*Requirements:* Every record should be written out exactly, with the pictures left out.

####

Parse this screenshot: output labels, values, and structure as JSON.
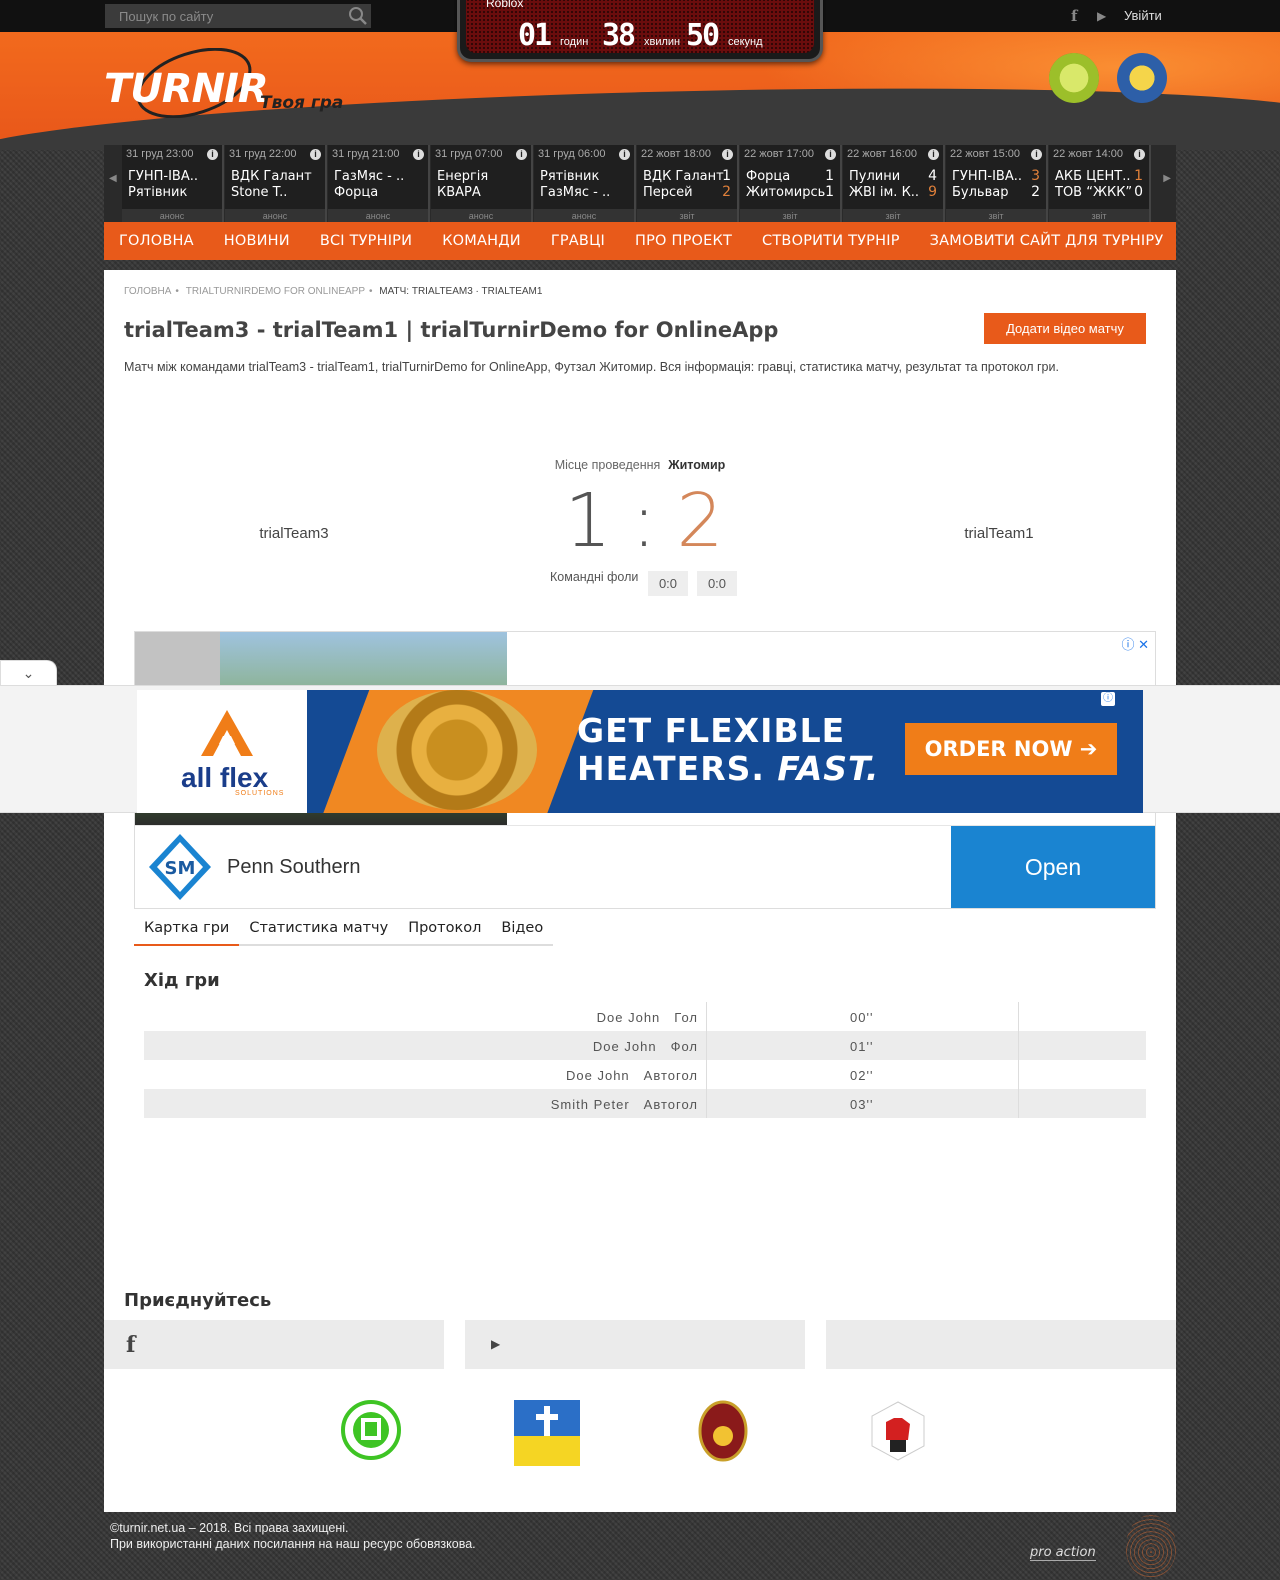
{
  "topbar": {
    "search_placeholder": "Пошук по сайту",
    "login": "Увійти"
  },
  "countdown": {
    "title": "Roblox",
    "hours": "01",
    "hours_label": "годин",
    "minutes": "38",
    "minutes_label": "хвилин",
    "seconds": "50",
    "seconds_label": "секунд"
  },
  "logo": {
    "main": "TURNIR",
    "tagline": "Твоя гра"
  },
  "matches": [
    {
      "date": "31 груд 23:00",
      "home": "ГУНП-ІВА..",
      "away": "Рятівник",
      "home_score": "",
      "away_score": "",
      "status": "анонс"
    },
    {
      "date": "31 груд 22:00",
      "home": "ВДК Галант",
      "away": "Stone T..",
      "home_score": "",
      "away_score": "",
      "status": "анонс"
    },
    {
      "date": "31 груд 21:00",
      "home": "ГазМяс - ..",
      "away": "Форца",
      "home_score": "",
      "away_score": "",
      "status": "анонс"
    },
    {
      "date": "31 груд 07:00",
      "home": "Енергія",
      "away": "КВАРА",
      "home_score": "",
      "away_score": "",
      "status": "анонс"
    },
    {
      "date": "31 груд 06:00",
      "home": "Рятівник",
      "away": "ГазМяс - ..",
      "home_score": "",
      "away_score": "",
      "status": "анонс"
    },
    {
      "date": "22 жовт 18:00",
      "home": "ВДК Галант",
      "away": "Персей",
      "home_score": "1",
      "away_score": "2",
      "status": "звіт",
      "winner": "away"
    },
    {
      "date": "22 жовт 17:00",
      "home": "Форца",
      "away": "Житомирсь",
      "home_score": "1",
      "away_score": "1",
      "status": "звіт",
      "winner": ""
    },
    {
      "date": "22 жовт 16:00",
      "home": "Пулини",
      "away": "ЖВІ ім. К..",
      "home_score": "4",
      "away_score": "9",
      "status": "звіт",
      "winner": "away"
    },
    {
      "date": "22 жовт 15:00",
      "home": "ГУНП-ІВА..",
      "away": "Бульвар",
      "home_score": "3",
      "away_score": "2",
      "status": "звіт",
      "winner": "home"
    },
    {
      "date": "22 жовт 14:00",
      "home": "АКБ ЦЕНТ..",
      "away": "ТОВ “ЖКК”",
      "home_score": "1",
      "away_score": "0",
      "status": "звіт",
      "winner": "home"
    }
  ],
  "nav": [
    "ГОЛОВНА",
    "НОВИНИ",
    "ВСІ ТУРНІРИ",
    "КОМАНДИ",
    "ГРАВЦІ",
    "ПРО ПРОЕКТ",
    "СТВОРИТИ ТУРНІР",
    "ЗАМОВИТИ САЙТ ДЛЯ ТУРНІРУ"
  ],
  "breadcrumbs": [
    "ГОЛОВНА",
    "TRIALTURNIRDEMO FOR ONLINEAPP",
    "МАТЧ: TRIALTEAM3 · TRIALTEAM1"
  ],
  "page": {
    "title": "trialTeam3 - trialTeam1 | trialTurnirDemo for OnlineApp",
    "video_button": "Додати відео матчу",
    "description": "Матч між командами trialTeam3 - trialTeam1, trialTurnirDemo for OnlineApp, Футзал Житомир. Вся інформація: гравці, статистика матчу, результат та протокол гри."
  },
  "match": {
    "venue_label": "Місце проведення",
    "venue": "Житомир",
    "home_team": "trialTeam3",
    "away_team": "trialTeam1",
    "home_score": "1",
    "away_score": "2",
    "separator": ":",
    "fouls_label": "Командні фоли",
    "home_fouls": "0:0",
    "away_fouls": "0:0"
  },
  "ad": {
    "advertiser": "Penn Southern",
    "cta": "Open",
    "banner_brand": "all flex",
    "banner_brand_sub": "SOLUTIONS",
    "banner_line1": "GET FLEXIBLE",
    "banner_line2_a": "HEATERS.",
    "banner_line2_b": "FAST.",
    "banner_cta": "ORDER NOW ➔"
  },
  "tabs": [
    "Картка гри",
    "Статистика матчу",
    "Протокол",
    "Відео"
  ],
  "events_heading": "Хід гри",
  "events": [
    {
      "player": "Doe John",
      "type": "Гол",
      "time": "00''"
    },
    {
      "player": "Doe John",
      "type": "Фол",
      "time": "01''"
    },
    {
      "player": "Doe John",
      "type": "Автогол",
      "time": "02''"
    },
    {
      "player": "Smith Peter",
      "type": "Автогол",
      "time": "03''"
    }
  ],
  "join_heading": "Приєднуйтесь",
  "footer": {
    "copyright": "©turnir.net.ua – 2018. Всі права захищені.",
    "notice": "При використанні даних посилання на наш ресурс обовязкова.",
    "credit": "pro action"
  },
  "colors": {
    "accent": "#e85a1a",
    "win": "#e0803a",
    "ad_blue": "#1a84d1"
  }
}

####

*The reply:*
Parse this screenshot: output labels, values, and structure as JSON.
{
  "topbar": {
    "search_placeholder": "Пошук по сайту",
    "login": "Увійти"
  },
  "countdown": {
    "title": "Roblox",
    "hours": "01",
    "hours_label": "годин",
    "minutes": "38",
    "minutes_label": "хвилин",
    "seconds": "50",
    "seconds_label": "секунд"
  },
  "logo": {
    "main": "TURNIR",
    "tagline": "Твоя гра"
  },
  "matches": [
    {
      "date": "31 груд 23:00",
      "home": "ГУНП-ІВА..",
      "away": "Рятівник",
      "home_score": "",
      "away_score": "",
      "status": "анонс"
    },
    {
      "date": "31 груд 22:00",
      "home": "ВДК Галант",
      "away": "Stone T..",
      "home_score": "",
      "away_score": "",
      "status": "анонс"
    },
    {
      "date": "31 груд 21:00",
      "home": "ГазМяс - ..",
      "away": "Форца",
      "home_score": "",
      "away_score": "",
      "status": "анонс"
    },
    {
      "date": "31 груд 07:00",
      "home": "Енергія",
      "away": "КВАРА",
      "home_score": "",
      "away_score": "",
      "status": "анонс"
    },
    {
      "date": "31 груд 06:00",
      "home": "Рятівник",
      "away": "ГазМяс - ..",
      "home_score": "",
      "away_score": "",
      "status": "анонс"
    },
    {
      "date": "22 жовт 18:00",
      "home": "ВДК Галант",
      "away": "Персей",
      "home_score": "1",
      "away_score": "2",
      "status": "звіт",
      "winner": "away"
    },
    {
      "date": "22 жовт 17:00",
      "home": "Форца",
      "away": "Житомирсь",
      "home_score": "1",
      "away_score": "1",
      "status": "звіт",
      "winner": ""
    },
    {
      "date": "22 жовт 16:00",
      "home": "Пулини",
      "away": "ЖВІ ім. К..",
      "home_score": "4",
      "away_score": "9",
      "status": "звіт",
      "winner": "away"
    },
    {
      "date": "22 жовт 15:00",
      "home": "ГУНП-ІВА..",
      "away": "Бульвар",
      "home_score": "3",
      "away_score": "2",
      "status": "звіт",
      "winner": "home"
    },
    {
      "date": "22 жовт 14:00",
      "home": "АКБ ЦЕНТ..",
      "away": "ТОВ “ЖКК”",
      "home_score": "1",
      "away_score": "0",
      "status": "звіт",
      "winner": "home"
    }
  ],
  "nav": [
    "ГОЛОВНА",
    "НОВИНИ",
    "ВСІ ТУРНІРИ",
    "КОМАНДИ",
    "ГРАВЦІ",
    "ПРО ПРОЕКТ",
    "СТВОРИТИ ТУРНІР",
    "ЗАМОВИТИ САЙТ ДЛЯ ТУРНІРУ"
  ],
  "breadcrumbs": [
    "ГОЛОВНА",
    "TRIALTURNIRDEMO FOR ONLINEAPP",
    "МАТЧ: TRIALTEAM3 · TRIALTEAM1"
  ],
  "page": {
    "title": "trialTeam3 - trialTeam1 | trialTurnirDemo for OnlineApp",
    "video_button": "Додати відео матчу",
    "description": "Матч між командами trialTeam3 - trialTeam1, trialTurnirDemo for OnlineApp, Футзал Житомир. Вся інформація: гравці, статистика матчу, результат та протокол гри."
  },
  "match": {
    "venue_label": "Місце проведення",
    "venue": "Житомир",
    "home_team": "trialTeam3",
    "away_team": "trialTeam1",
    "home_score": "1",
    "away_score": "2",
    "separator": ":",
    "fouls_label": "Командні фоли",
    "home_fouls": "0:0",
    "away_fouls": "0:0"
  },
  "ad": {
    "advertiser": "Penn Southern",
    "cta": "Open",
    "banner_brand": "all flex",
    "banner_brand_sub": "SOLUTIONS",
    "banner_line1": "GET FLEXIBLE",
    "banner_line2_a": "HEATERS.",
    "banner_line2_b": "FAST.",
    "banner_cta": "ORDER NOW ➔"
  },
  "tabs": [
    "Картка гри",
    "Статистика матчу",
    "Протокол",
    "Відео"
  ],
  "events_heading": "Хід гри",
  "events": [
    {
      "player": "Doe John",
      "type": "Гол",
      "time": "00''"
    },
    {
      "player": "Doe John",
      "type": "Фол",
      "time": "01''"
    },
    {
      "player": "Doe John",
      "type": "Автогол",
      "time": "02''"
    },
    {
      "player": "Smith Peter",
      "type": "Автогол",
      "time": "03''"
    }
  ],
  "join_heading": "Приєднуйтесь",
  "footer": {
    "copyright": "©turnir.net.ua – 2018. Всі права захищені.",
    "notice": "При використанні даних посилання на наш ресурс обовязкова.",
    "credit": "pro action"
  },
  "colors": {
    "accent": "#e85a1a",
    "win": "#e0803a",
    "ad_blue": "#1a84d1"
  }
}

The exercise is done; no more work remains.